#### [Exercise description]
Images are not part of the copy; transcribe all the data exactly.

-- START OF Rows --

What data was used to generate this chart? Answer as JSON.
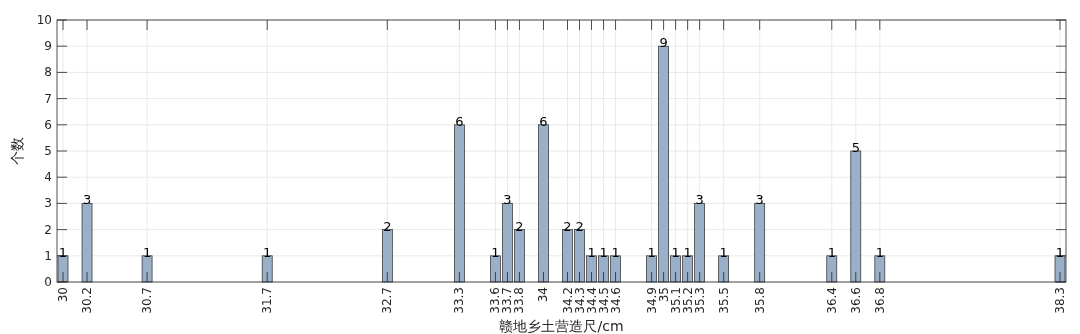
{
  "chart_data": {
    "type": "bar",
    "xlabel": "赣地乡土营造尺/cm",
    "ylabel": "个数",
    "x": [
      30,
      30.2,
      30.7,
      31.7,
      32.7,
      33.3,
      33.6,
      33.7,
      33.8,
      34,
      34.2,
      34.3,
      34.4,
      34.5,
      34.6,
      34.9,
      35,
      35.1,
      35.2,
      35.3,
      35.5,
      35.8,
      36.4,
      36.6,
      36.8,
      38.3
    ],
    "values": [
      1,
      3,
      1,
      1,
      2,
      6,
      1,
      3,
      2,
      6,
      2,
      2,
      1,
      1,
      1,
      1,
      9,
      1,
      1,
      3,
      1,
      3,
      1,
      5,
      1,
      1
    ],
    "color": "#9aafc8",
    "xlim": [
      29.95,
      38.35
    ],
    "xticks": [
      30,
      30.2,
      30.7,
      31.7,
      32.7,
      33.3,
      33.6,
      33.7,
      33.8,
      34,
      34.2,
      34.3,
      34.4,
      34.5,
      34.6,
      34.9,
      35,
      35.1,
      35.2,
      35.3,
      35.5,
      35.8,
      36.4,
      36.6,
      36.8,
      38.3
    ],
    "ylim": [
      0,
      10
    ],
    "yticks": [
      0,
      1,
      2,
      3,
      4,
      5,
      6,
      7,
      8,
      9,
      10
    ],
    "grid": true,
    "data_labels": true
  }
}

-- END OF Rows --

#### [Answer for this exercise]
What data was used to generate this chart? Answer as JSON.
{
  "chart_data": {
    "type": "bar",
    "xlabel": "赣地乡土营造尺/cm",
    "ylabel": "个数",
    "x": [
      30,
      30.2,
      30.7,
      31.7,
      32.7,
      33.3,
      33.6,
      33.7,
      33.8,
      34,
      34.2,
      34.3,
      34.4,
      34.5,
      34.6,
      34.9,
      35,
      35.1,
      35.2,
      35.3,
      35.5,
      35.8,
      36.4,
      36.6,
      36.8,
      38.3
    ],
    "values": [
      1,
      3,
      1,
      1,
      2,
      6,
      1,
      3,
      2,
      6,
      2,
      2,
      1,
      1,
      1,
      1,
      9,
      1,
      1,
      3,
      1,
      3,
      1,
      5,
      1,
      1
    ],
    "color": "#9aafc8",
    "xlim": [
      29.95,
      38.35
    ],
    "xticks": [
      30,
      30.2,
      30.7,
      31.7,
      32.7,
      33.3,
      33.6,
      33.7,
      33.8,
      34,
      34.2,
      34.3,
      34.4,
      34.5,
      34.6,
      34.9,
      35,
      35.1,
      35.2,
      35.3,
      35.5,
      35.8,
      36.4,
      36.6,
      36.8,
      38.3
    ],
    "ylim": [
      0,
      10
    ],
    "yticks": [
      0,
      1,
      2,
      3,
      4,
      5,
      6,
      7,
      8,
      9,
      10
    ],
    "grid": true,
    "data_labels": true
  }
}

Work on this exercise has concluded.